─── Dataset records ───

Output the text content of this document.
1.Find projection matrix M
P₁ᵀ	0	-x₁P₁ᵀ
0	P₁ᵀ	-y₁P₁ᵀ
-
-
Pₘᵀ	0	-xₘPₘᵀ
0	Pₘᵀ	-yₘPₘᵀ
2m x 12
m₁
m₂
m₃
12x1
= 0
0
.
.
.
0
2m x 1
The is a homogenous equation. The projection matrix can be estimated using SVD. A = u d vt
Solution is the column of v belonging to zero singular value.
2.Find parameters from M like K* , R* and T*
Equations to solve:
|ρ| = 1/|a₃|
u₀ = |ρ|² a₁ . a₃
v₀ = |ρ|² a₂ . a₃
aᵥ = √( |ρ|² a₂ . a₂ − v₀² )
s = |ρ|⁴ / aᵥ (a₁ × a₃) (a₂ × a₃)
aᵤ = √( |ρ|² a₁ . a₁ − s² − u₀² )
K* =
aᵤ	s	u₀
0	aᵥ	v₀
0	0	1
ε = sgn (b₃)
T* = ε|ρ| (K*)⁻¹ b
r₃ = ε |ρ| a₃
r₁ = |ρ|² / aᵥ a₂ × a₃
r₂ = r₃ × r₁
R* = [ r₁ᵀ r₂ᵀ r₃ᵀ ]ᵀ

───

Look through the entries above; copy every line holding the string "projection".

1.Find projection matrix M
The is a homogenous equation. The projection matrix can be estimated using SVD. A = u d vt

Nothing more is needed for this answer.